* **Task brief**
Review the material and extract every line in which the word "JSON" occurs.
### Data rows ###
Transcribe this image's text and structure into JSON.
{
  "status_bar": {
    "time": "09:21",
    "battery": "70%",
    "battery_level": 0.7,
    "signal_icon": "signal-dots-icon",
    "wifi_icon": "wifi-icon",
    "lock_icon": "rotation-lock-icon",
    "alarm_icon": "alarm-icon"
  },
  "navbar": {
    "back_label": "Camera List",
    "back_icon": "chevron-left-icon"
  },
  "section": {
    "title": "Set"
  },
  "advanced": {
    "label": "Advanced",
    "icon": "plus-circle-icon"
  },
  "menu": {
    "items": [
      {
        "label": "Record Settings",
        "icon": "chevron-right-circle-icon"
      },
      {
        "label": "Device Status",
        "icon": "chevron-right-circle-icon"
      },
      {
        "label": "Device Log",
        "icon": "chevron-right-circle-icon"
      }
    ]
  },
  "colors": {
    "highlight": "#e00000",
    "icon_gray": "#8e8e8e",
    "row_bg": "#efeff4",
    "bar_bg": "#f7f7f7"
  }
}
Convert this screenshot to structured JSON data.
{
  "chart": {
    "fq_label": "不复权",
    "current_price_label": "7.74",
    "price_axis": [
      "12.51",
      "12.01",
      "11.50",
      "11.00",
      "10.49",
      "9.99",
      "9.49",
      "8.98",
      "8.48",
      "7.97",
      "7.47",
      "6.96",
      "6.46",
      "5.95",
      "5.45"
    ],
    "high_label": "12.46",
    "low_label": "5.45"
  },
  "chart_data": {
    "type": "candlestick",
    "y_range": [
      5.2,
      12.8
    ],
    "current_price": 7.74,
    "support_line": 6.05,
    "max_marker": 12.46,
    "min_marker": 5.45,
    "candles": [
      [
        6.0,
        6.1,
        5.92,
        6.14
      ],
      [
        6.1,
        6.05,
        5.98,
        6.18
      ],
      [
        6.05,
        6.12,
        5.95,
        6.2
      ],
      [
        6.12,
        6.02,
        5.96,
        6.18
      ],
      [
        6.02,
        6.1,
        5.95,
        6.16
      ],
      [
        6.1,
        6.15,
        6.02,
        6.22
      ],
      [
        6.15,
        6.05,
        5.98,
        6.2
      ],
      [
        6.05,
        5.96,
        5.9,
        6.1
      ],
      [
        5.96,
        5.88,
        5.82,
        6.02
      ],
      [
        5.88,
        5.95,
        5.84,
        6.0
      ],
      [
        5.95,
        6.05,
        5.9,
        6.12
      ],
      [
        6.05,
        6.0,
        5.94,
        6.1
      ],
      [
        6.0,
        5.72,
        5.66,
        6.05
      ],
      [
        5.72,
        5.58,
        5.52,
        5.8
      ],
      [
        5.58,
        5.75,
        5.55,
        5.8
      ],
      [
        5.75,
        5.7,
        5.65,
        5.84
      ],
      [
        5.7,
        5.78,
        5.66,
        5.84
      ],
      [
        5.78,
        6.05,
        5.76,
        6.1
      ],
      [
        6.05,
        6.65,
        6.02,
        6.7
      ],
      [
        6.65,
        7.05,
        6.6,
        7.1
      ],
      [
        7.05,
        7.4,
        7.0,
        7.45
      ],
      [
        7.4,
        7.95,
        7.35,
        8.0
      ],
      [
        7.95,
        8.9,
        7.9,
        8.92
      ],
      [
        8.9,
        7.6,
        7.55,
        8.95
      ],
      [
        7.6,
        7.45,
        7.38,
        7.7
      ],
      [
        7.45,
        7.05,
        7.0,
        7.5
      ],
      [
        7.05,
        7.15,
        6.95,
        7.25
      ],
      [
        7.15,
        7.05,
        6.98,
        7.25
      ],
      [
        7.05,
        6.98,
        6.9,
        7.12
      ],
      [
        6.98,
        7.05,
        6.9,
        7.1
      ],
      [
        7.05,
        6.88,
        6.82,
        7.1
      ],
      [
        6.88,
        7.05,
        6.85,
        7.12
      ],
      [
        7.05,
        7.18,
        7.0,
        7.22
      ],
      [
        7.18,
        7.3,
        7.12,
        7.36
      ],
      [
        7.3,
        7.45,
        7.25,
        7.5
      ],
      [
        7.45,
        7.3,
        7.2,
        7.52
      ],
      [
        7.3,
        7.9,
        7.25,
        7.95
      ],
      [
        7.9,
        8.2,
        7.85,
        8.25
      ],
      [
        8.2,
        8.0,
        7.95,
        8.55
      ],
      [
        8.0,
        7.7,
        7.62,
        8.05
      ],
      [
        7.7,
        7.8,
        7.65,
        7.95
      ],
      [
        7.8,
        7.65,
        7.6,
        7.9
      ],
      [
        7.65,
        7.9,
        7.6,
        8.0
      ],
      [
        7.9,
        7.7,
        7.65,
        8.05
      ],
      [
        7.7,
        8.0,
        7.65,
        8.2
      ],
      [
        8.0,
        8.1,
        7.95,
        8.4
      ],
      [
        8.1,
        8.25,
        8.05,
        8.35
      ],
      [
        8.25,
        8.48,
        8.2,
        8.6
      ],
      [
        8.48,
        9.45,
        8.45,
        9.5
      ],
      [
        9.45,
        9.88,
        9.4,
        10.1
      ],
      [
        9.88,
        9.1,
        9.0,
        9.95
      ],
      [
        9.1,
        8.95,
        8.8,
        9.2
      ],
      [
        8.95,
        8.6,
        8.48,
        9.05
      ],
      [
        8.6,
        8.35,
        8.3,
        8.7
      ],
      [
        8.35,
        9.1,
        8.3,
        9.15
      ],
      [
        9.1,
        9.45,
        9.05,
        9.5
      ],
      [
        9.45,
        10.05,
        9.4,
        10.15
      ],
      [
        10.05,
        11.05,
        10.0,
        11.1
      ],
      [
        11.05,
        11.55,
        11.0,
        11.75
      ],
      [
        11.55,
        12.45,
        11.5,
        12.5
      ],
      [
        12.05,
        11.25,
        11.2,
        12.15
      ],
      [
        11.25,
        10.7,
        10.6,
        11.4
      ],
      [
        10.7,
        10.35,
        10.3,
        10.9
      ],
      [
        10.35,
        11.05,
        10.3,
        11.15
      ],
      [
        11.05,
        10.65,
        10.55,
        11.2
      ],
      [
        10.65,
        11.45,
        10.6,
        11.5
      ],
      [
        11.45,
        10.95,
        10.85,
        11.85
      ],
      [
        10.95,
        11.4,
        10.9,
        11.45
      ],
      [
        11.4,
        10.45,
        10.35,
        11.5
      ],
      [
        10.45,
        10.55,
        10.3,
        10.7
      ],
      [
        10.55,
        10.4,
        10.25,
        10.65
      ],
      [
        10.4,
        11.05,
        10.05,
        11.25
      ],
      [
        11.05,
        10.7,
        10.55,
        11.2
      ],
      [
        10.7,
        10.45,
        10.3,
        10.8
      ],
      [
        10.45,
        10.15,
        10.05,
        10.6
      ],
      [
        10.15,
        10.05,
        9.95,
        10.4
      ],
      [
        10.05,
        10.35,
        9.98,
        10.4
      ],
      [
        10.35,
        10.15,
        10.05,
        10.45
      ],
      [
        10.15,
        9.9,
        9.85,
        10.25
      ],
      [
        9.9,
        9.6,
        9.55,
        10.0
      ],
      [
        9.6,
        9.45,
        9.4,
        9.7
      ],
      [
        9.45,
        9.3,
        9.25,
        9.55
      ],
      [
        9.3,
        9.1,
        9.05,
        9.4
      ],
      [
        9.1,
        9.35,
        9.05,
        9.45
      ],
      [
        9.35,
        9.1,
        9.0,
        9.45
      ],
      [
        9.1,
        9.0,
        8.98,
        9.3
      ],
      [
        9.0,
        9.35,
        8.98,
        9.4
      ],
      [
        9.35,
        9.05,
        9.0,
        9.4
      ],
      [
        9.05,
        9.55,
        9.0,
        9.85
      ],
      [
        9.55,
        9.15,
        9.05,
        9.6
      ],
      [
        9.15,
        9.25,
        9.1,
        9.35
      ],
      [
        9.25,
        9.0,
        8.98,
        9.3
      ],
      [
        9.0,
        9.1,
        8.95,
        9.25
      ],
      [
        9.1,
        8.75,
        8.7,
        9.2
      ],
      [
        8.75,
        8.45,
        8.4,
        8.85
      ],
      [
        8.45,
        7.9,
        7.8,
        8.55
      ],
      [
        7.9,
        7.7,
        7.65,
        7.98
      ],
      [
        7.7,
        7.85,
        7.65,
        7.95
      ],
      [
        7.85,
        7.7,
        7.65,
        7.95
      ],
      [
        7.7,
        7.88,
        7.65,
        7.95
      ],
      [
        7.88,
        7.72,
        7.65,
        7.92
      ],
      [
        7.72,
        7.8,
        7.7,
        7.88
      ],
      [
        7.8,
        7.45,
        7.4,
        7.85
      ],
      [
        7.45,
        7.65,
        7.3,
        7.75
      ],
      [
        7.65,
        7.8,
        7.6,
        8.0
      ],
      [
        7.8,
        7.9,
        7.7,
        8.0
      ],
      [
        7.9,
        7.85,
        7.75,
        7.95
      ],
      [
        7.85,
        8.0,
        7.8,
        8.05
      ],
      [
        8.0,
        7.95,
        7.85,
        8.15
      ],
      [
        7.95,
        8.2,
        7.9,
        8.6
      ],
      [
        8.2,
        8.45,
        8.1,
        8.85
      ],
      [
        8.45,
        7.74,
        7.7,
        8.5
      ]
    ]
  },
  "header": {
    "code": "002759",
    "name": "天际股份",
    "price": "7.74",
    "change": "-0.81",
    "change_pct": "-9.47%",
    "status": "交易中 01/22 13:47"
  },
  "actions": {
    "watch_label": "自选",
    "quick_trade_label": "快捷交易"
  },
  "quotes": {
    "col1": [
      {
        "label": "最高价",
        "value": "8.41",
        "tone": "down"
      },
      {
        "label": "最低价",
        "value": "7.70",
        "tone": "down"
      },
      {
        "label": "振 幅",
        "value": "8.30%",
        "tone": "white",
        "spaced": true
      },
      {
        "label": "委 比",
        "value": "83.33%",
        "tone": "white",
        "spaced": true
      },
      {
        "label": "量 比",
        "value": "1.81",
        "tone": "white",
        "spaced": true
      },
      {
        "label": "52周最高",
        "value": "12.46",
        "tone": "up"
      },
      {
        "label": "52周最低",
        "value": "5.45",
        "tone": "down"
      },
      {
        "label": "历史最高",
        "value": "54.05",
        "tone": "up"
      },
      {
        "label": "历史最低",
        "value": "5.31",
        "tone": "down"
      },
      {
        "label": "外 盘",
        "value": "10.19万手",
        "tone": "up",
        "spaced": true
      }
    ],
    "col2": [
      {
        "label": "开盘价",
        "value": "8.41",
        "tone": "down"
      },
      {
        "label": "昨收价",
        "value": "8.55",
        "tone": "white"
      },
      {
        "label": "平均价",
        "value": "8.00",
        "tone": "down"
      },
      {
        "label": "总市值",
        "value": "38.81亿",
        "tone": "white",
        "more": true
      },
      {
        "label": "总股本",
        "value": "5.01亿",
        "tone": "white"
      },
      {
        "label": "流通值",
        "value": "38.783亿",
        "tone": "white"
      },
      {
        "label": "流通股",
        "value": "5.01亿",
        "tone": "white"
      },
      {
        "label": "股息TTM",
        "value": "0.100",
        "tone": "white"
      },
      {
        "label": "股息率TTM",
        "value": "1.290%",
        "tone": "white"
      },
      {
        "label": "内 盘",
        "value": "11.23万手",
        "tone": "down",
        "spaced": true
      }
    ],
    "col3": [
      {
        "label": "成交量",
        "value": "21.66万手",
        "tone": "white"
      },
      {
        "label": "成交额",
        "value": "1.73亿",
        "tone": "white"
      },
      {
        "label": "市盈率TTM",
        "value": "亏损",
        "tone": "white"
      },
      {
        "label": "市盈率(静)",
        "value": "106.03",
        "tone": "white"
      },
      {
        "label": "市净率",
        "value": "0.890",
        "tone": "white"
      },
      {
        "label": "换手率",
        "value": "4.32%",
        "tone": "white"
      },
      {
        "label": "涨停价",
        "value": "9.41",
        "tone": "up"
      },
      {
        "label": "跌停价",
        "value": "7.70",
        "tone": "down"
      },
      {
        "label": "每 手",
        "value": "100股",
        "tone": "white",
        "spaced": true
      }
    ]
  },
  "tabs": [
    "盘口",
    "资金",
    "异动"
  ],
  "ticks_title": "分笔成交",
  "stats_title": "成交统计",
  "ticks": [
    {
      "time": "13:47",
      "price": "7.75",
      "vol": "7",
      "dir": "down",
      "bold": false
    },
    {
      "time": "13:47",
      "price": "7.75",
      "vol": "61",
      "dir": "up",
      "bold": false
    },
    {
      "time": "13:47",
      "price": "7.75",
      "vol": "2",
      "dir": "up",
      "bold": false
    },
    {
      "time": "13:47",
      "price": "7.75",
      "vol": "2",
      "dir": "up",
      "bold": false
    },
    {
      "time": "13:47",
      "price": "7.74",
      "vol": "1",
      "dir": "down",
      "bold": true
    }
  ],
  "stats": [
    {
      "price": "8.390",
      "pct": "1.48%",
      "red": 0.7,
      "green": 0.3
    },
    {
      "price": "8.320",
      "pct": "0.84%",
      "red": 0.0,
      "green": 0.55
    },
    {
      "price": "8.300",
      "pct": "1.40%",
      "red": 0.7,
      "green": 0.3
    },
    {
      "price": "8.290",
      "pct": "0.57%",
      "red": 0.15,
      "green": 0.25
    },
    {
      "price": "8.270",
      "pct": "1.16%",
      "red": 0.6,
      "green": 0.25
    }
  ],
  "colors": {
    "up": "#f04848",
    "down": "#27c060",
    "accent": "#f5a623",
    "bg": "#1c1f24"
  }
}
###
* **Solution to this task**
Transcribe this image's text and structure into JSON.
Convert this screenshot to structured JSON data.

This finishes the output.